[WORK TO COMPLETE] Render everything from the start of the entries through the line containing "tick-label: -0.019 — [524, 379, 536, 410]" as a Markdown table with two columns, Row and Line. Number each line in order and leave out any blank lines.

[Annotated region listings]
>>>
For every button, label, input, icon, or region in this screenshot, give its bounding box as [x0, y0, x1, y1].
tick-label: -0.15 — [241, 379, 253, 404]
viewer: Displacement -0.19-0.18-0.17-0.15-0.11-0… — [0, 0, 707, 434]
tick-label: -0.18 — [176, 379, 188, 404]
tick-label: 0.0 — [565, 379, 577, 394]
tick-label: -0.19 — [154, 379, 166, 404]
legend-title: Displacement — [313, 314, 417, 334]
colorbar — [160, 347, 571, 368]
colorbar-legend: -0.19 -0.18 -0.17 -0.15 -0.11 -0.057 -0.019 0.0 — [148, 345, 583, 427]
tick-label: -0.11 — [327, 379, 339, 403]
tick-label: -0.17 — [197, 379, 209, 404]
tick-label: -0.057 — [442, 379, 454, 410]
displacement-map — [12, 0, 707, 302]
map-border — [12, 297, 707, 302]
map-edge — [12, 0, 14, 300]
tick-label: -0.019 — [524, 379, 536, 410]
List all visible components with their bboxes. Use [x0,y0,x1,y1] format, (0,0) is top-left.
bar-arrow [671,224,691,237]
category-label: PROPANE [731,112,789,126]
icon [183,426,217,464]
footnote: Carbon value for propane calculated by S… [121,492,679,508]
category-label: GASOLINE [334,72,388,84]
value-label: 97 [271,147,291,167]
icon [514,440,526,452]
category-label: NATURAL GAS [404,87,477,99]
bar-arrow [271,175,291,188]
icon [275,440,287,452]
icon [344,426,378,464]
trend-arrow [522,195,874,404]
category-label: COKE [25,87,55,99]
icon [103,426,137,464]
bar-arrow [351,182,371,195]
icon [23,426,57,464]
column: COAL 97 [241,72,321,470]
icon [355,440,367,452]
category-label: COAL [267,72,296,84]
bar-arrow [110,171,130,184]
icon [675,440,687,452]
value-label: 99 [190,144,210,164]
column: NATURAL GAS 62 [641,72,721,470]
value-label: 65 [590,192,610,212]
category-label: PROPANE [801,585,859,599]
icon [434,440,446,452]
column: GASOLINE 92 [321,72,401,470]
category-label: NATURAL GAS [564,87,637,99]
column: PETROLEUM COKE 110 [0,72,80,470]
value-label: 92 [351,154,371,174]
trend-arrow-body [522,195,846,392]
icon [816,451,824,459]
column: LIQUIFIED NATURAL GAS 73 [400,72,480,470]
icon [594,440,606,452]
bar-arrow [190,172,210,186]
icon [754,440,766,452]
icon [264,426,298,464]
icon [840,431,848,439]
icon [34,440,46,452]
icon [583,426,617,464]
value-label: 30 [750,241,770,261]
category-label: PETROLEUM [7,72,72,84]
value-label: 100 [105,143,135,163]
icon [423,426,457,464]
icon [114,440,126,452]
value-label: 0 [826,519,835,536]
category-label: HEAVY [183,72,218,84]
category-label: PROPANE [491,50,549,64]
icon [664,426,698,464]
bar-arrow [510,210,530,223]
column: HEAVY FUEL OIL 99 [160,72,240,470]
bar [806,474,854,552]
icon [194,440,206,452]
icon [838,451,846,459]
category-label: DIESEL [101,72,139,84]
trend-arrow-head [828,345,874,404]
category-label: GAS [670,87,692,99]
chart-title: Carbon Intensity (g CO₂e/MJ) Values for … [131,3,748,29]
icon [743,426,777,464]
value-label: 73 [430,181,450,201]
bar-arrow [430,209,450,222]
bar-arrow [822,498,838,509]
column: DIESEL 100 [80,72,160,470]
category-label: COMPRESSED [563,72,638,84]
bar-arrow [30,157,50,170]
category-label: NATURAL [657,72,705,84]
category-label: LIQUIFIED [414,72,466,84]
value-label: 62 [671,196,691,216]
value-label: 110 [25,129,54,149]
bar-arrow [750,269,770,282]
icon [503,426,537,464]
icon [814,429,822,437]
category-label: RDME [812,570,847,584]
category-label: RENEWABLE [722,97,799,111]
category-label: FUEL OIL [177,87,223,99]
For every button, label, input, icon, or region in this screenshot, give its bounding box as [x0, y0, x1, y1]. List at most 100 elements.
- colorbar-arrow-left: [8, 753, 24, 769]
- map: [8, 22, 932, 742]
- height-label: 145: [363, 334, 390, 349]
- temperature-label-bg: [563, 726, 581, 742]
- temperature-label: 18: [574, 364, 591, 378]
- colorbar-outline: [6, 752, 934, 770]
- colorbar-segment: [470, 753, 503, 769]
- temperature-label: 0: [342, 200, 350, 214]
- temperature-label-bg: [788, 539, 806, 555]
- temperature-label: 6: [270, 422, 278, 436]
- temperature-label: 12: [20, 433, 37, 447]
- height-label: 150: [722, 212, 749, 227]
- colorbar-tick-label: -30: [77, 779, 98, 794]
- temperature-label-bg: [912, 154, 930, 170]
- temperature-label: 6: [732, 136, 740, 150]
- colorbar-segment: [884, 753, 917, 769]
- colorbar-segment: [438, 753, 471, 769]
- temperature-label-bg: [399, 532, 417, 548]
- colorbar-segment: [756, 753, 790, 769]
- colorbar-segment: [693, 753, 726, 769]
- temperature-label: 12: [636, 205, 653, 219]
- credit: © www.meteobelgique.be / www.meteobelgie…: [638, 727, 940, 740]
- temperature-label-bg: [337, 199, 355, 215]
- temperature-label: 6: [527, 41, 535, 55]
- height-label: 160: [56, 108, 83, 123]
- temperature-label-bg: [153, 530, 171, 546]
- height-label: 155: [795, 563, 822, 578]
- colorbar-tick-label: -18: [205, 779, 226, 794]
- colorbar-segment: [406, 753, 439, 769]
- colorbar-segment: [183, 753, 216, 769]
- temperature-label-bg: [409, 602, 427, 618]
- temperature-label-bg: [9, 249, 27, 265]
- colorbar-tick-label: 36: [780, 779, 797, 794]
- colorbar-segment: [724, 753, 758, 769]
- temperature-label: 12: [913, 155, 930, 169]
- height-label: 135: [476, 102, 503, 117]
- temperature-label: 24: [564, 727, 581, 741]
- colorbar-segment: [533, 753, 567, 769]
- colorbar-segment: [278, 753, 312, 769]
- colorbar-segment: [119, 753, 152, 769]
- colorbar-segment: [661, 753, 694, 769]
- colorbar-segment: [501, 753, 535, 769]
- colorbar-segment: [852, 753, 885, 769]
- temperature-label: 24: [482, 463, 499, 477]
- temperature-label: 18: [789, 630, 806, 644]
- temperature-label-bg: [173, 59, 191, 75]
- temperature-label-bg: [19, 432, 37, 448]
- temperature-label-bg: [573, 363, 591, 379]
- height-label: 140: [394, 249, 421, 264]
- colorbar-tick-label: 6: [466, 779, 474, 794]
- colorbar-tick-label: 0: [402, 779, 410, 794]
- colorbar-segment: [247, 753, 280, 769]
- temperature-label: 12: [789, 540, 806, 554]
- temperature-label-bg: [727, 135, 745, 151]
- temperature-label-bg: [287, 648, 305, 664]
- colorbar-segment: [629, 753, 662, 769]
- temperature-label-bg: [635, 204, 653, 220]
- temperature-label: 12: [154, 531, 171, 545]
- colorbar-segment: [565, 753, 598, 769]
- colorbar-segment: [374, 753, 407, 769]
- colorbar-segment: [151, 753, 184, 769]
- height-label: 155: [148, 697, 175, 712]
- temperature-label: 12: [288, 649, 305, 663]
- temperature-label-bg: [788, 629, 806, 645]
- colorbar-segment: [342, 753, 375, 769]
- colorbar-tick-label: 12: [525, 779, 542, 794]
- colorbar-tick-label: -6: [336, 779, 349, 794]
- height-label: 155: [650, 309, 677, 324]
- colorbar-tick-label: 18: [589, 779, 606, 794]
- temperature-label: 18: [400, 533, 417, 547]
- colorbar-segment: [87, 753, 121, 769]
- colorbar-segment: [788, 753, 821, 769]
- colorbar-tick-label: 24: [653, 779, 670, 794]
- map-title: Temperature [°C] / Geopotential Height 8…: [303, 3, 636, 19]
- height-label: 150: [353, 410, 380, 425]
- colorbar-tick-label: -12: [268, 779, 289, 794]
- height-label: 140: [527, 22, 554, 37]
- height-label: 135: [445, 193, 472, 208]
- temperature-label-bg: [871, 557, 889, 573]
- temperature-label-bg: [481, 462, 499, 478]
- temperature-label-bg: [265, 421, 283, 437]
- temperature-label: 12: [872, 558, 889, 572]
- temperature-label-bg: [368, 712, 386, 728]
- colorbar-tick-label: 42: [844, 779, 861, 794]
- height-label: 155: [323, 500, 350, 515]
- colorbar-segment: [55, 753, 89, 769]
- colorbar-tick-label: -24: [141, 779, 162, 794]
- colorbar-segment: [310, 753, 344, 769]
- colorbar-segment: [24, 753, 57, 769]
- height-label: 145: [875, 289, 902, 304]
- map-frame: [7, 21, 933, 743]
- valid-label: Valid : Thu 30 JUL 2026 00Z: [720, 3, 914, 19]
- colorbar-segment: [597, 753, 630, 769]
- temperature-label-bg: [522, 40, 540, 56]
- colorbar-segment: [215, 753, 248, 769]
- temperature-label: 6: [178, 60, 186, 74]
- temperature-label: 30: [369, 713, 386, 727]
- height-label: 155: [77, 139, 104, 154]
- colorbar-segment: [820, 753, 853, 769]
<<<
[TASK SOLUTION]
| Row | Line |
|---|---|
| 1 | For every button, label, input, icon, or region in this screenshot, give its bounding box as [x0, y0, x1, y1]. |
| 2 | tick-label: -0.15 — [241, 379, 253, 404] |
| 3 | viewer: Displacement -0.19-0.18-0.17-0.15-0.11-0… — [0, 0, 707, 434] |
| 4 | tick-label: -0.18 — [176, 379, 188, 404] |
| 5 | tick-label: 0.0 — [565, 379, 577, 394] |
| 6 | tick-label: -0.19 — [154, 379, 166, 404] |
| 7 | legend-title: Displacement — [313, 314, 417, 334] |
| 8 | colorbar — [160, 347, 571, 368] |
| 9 | colorbar-legend: -0.19 -0.18 -0.17 -0.15 -0.11 -0.057 -0.019 0.0 — [148, 345, 583, 427] |
| 10 | tick-label: -0.11 — [327, 379, 339, 403] |
| 11 | tick-label: -0.17 — [197, 379, 209, 404] |
| 12 | tick-label: -0.057 — [442, 379, 454, 410] |
| 13 | displacement-map — [12, 0, 707, 302] |
| 14 | map-border — [12, 297, 707, 302] |
| 15 | map-edge — [12, 0, 14, 300] |
| 16 | tick-label: -0.019 — [524, 379, 536, 410] |